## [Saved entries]
----

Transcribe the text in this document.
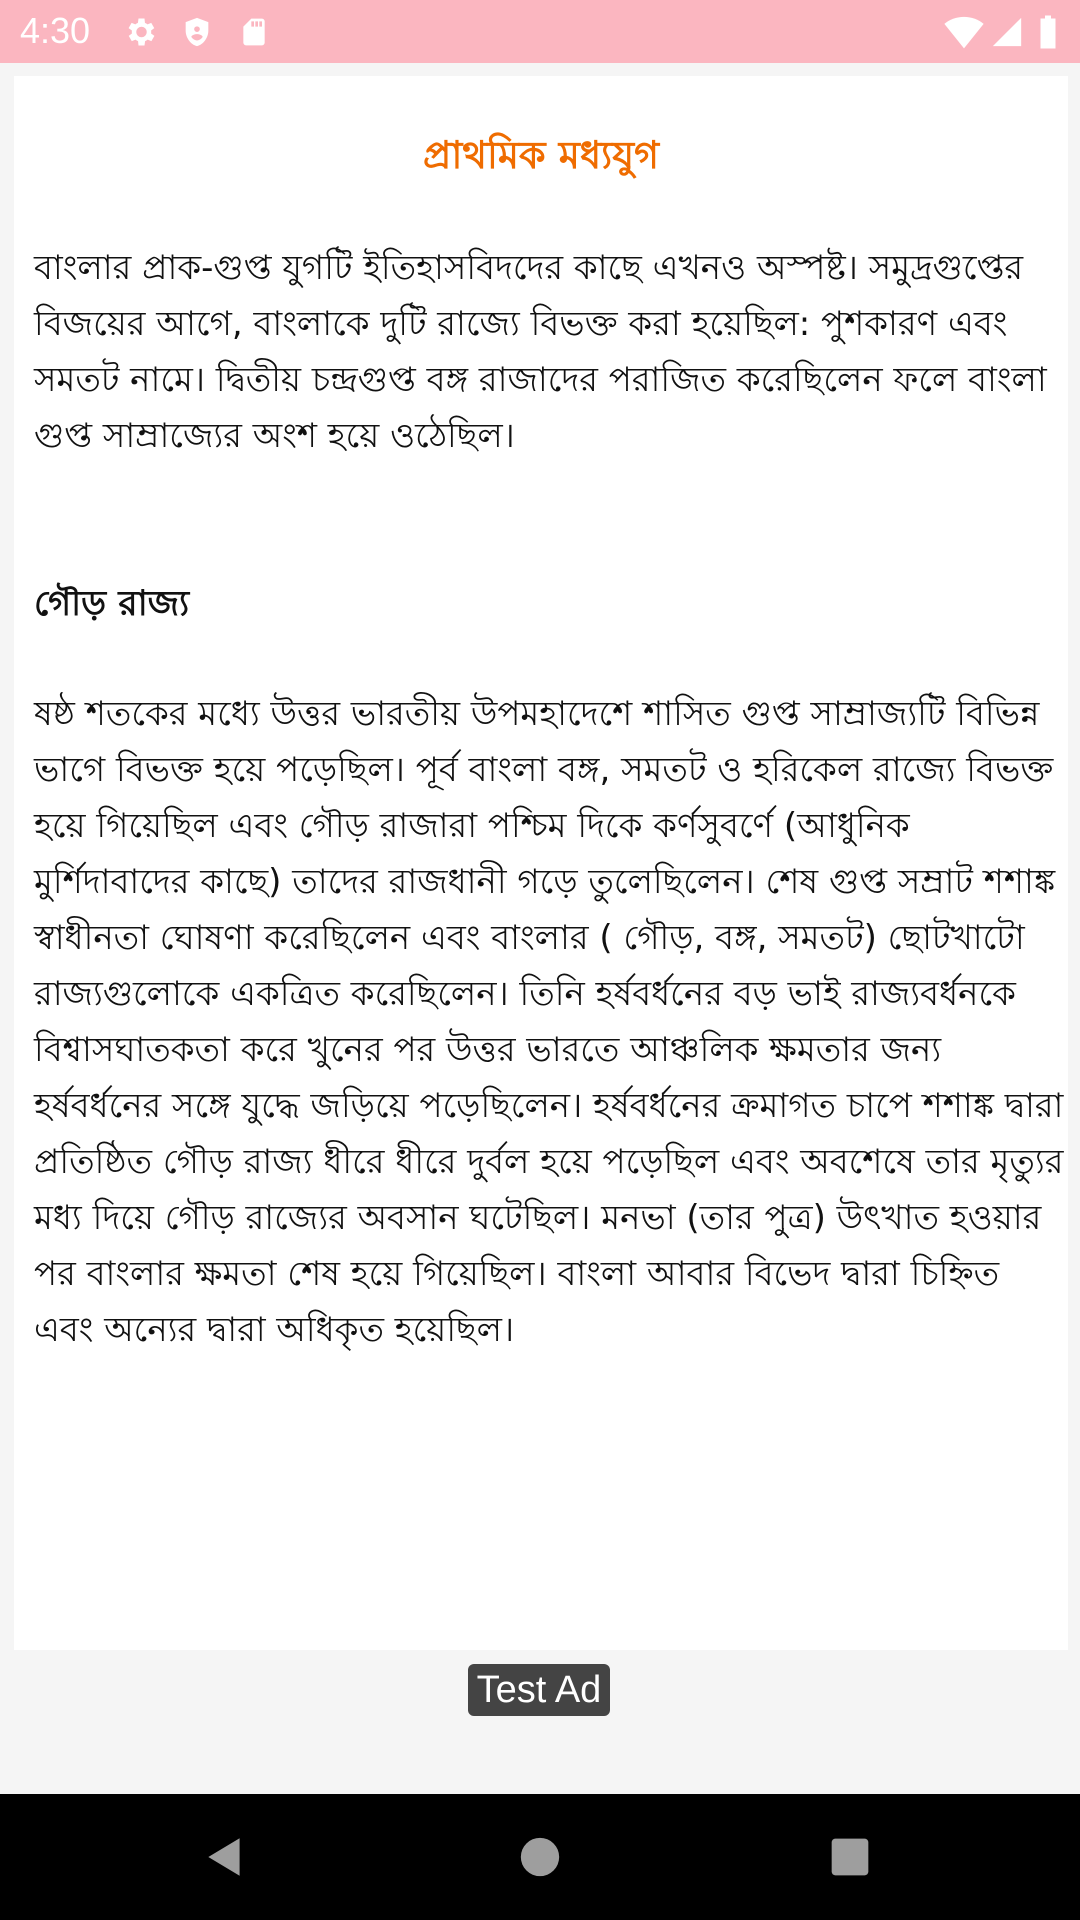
4:30
প্রাথমিক মধ্যযুগ

বাংলার প্রাক-গুপ্ত যুগটি ইতিহাসবিদদের কাছে এখনও অস্পষ্ট। সমুদ্রগুপ্তের বিজয়ের আগে, বাংলাকে দুটি রাজ্যে বিভক্ত করা হয়েছিল: পুশকারণ এবং সমতট নামে। দ্বিতীয় চন্দ্রগুপ্ত বঙ্গ রাজাদের পরাজিত করেছিলেন ফলে বাংলা গুপ্ত সাম্রাজ্যের অংশ হয়ে ওঠেছিল।

গৌড় রাজ্য

ষষ্ঠ শতকের মধ্যে উত্তর ভারতীয় উপমহাদেশে শাসিত গুপ্ত সাম্রাজ্যটি বিভিন্ন ভাগে বিভক্ত হয়ে পড়েছিল। পূর্ব বাংলা বঙ্গ, সমতট ও হরিকেল রাজ্যে বিভক্ত হয়ে গিয়েছিল এবং গৌড় রাজারা পশ্চিম দিকে কর্ণসুবর্ণে (আধুনিক মুর্শিদাবাদের কাছে) তাদের রাজধানী গড়ে তুলেছিলেন। শেষ গুপ্ত সম্রাট শশাঙ্ক স্বাধীনতা ঘোষণা করেছিলেন এবং বাংলার ( গৌড়, বঙ্গ, সমতট) ছোটখাটো রাজ্যগুলোকে একত্রিত করেছিলেন। তিনি হর্ষবর্ধনের বড় ভাই রাজ্যবর্ধনকে বিশ্বাসঘাতকতা করে খুনের পর উত্তর ভারতে আঞ্চলিক ক্ষমতার জন্য হর্ষবর্ধনের সঙ্গে যুদ্ধে জড়িয়ে পড়েছিলেন। হর্ষবর্ধনের ক্রমাগত চাপে শশাঙ্ক দ্বারা প্রতিষ্ঠিত গৌড় রাজ্য ধীরে ধীরে দুর্বল হয়ে পড়েছিল এবং অবশেষে তার মৃত্যুর মধ্য দিয়ে গৌড় রাজ্যের অবসান ঘটেছিল। মনভা (তার পুত্র) উৎখাত হওয়ার পর বাংলার ক্ষমতা শেষ হয়ে গিয়েছিল। বাংলা আবার বিভেদ দ্বারা চিহ্নিত এবং অন্যের দ্বারা অধিকৃত হয়েছিল।

Test Ad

----

Repeat the material above verbatim. Leave the pictures behind.

## [Task response]
Transcribe the text in this document.
4:30
প্রাথমিক মধ্যযুগ

বাংলার প্রাক-গুপ্ত যুগটি ইতিহাসবিদদের কাছে এখনও অস্পষ্ট। সমুদ্রগুপ্তের বিজয়ের আগে, বাংলাকে দুটি রাজ্যে বিভক্ত করা হয়েছিল: পুশকারণ এবং সমতট নামে। দ্বিতীয় চন্দ্রগুপ্ত বঙ্গ রাজাদের পরাজিত করেছিলেন ফলে বাংলা গুপ্ত সাম্রাজ্যের অংশ হয়ে ওঠেছিল।

গৌড় রাজ্য

ষষ্ঠ শতকের মধ্যে উত্তর ভারতীয় উপমহাদেশে শাসিত গুপ্ত সাম্রাজ্যটি বিভিন্ন ভাগে বিভক্ত হয়ে পড়েছিল। পূর্ব বাংলা বঙ্গ, সমতট ও হরিকেল রাজ্যে বিভক্ত হয়ে গিয়েছিল এবং গৌড় রাজারা পশ্চিম দিকে কর্ণসুবর্ণে (আধুনিক মুর্শিদাবাদের কাছে) তাদের রাজধানী গড়ে তুলেছিলেন। শেষ গুপ্ত সম্রাট শশাঙ্ক স্বাধীনতা ঘোষণা করেছিলেন এবং বাংলার ( গৌড়, বঙ্গ, সমতট) ছোটখাটো রাজ্যগুলোকে একত্রিত করেছিলেন। তিনি হর্ষবর্ধনের বড় ভাই রাজ্যবর্ধনকে বিশ্বাসঘাতকতা করে খুনের পর উত্তর ভারতে আঞ্চলিক ক্ষমতার জন্য হর্ষবর্ধনের সঙ্গে যুদ্ধে জড়িয়ে পড়েছিলেন। হর্ষবর্ধনের ক্রমাগত চাপে শশাঙ্ক দ্বারা প্রতিষ্ঠিত গৌড় রাজ্য ধীরে ধীরে দুর্বল হয়ে পড়েছিল এবং অবশেষে তার মৃত্যুর মধ্য দিয়ে গৌড় রাজ্যের অবসান ঘটেছিল। মনভা (তার পুত্র) উৎখাত হওয়ার পর বাংলার ক্ষমতা শেষ হয়ে গিয়েছিল। বাংলা আবার বিভেদ দ্বারা চিহ্নিত এবং অন্যের দ্বারা অধিকৃত হয়েছিল।

Test Ad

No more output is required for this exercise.